+++ SUPPLIED MATERIAL

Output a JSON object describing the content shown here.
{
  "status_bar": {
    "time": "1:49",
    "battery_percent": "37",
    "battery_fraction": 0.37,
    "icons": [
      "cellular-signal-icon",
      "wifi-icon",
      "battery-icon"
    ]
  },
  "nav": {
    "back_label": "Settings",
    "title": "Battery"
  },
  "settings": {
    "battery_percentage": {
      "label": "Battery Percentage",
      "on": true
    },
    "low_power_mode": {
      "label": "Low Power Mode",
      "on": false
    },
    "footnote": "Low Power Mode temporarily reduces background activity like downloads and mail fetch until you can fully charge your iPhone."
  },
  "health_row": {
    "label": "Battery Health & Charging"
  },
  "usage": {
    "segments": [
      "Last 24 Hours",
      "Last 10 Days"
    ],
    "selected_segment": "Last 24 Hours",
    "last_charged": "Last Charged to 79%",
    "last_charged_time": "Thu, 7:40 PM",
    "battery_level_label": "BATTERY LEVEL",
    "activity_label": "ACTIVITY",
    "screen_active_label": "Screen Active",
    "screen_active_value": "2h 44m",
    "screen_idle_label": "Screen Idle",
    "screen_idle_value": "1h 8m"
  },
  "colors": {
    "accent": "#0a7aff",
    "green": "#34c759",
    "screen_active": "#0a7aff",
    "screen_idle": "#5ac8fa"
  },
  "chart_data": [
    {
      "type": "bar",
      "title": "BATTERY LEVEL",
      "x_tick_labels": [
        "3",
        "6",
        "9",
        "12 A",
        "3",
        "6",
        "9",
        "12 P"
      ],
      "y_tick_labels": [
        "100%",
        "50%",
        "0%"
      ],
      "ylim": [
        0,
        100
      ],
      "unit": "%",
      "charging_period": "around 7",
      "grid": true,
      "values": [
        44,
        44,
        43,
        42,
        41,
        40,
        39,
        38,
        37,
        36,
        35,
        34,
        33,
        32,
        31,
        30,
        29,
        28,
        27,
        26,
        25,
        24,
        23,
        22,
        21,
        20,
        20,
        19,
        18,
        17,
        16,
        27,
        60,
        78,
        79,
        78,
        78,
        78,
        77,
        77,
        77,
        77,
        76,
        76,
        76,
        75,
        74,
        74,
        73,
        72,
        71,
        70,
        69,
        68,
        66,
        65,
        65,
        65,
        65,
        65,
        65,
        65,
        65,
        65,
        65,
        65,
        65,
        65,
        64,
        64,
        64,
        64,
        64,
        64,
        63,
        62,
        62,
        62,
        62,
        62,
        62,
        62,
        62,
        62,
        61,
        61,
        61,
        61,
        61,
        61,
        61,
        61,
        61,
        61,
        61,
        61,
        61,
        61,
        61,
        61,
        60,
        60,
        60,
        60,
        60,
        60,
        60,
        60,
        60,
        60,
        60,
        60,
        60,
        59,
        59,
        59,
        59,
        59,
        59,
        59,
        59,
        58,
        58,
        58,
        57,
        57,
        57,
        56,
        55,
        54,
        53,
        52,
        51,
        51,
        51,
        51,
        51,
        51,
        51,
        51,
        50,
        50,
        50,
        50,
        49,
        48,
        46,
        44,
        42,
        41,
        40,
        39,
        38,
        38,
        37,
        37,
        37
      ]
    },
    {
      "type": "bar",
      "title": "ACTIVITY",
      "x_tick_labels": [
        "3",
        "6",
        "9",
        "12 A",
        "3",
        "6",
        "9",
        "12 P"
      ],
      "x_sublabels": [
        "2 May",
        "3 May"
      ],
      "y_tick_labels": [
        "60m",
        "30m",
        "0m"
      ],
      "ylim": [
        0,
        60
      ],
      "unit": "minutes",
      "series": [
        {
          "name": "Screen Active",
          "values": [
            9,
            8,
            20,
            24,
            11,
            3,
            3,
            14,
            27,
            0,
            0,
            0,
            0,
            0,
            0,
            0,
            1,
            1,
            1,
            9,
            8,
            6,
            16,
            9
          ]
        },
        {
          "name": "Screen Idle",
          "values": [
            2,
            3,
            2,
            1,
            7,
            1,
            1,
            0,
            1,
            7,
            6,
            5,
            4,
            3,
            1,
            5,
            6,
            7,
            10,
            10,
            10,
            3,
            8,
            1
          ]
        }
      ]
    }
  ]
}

++++++

#### WORK INSTRUCTIONS
Recopy the entries above exactly, with every line included.

#### REPLY TO THE EXERCISE
Output a JSON object describing the content shown here.
{
  "status_bar": {
    "time": "1:49",
    "battery_percent": "37",
    "battery_fraction": 0.37,
    "icons": [
      "cellular-signal-icon",
      "wifi-icon",
      "battery-icon"
    ]
  },
  "nav": {
    "back_label": "Settings",
    "title": "Battery"
  },
  "settings": {
    "battery_percentage": {
      "label": "Battery Percentage",
      "on": true
    },
    "low_power_mode": {
      "label": "Low Power Mode",
      "on": false
    },
    "footnote": "Low Power Mode temporarily reduces background activity like downloads and mail fetch until you can fully charge your iPhone."
  },
  "health_row": {
    "label": "Battery Health & Charging"
  },
  "usage": {
    "segments": [
      "Last 24 Hours",
      "Last 10 Days"
    ],
    "selected_segment": "Last 24 Hours",
    "last_charged": "Last Charged to 79%",
    "last_charged_time": "Thu, 7:40 PM",
    "battery_level_label": "BATTERY LEVEL",
    "activity_label": "ACTIVITY",
    "screen_active_label": "Screen Active",
    "screen_active_value": "2h 44m",
    "screen_idle_label": "Screen Idle",
    "screen_idle_value": "1h 8m"
  },
  "colors": {
    "accent": "#0a7aff",
    "green": "#34c759",
    "screen_active": "#0a7aff",
    "screen_idle": "#5ac8fa"
  },
  "chart_data": [
    {
      "type": "bar",
      "title": "BATTERY LEVEL",
      "x_tick_labels": [
        "3",
        "6",
        "9",
        "12 A",
        "3",
        "6",
        "9",
        "12 P"
      ],
      "y_tick_labels": [
        "100%",
        "50%",
        "0%"
      ],
      "ylim": [
        0,
        100
      ],
      "unit": "%",
      "charging_period": "around 7",
      "grid": true,
      "values": [
        44,
        44,
        43,
        42,
        41,
        40,
        39,
        38,
        37,
        36,
        35,
        34,
        33,
        32,
        31,
        30,
        29,
        28,
        27,
        26,
        25,
        24,
        23,
        22,
        21,
        20,
        20,
        19,
        18,
        17,
        16,
        27,
        60,
        78,
        79,
        78,
        78,
        78,
        77,
        77,
        77,
        77,
        76,
        76,
        76,
        75,
        74,
        74,
        73,
        72,
        71,
        70,
        69,
        68,
        66,
        65,
        65,
        65,
        65,
        65,
        65,
        65,
        65,
        65,
        65,
        65,
        65,
        65,
        64,
        64,
        64,
        64,
        64,
        64,
        63,
        62,
        62,
        62,
        62,
        62,
        62,
        62,
        62,
        62,
        61,
        61,
        61,
        61,
        61,
        61,
        61,
        61,
        61,
        61,
        61,
        61,
        61,
        61,
        61,
        61,
        60,
        60,
        60,
        60,
        60,
        60,
        60,
        60,
        60,
        60,
        60,
        60,
        60,
        59,
        59,
        59,
        59,
        59,
        59,
        59,
        59,
        58,
        58,
        58,
        57,
        57,
        57,
        56,
        55,
        54,
        53,
        52,
        51,
        51,
        51,
        51,
        51,
        51,
        51,
        51,
        50,
        50,
        50,
        50,
        49,
        48,
        46,
        44,
        42,
        41,
        40,
        39,
        38,
        38,
        37,
        37,
        37
      ]
    },
    {
      "type": "bar",
      "title": "ACTIVITY",
      "x_tick_labels": [
        "3",
        "6",
        "9",
        "12 A",
        "3",
        "6",
        "9",
        "12 P"
      ],
      "x_sublabels": [
        "2 May",
        "3 May"
      ],
      "y_tick_labels": [
        "60m",
        "30m",
        "0m"
      ],
      "ylim": [
        0,
        60
      ],
      "unit": "minutes",
      "series": [
        {
          "name": "Screen Active",
          "values": [
            9,
            8,
            20,
            24,
            11,
            3,
            3,
            14,
            27,
            0,
            0,
            0,
            0,
            0,
            0,
            0,
            1,
            1,
            1,
            9,
            8,
            6,
            16,
            9
          ]
        },
        {
          "name": "Screen Idle",
          "values": [
            2,
            3,
            2,
            1,
            7,
            1,
            1,
            0,
            1,
            7,
            6,
            5,
            4,
            3,
            1,
            5,
            6,
            7,
            10,
            10,
            10,
            3,
            8,
            1
          ]
        }
      ]
    }
  ]
}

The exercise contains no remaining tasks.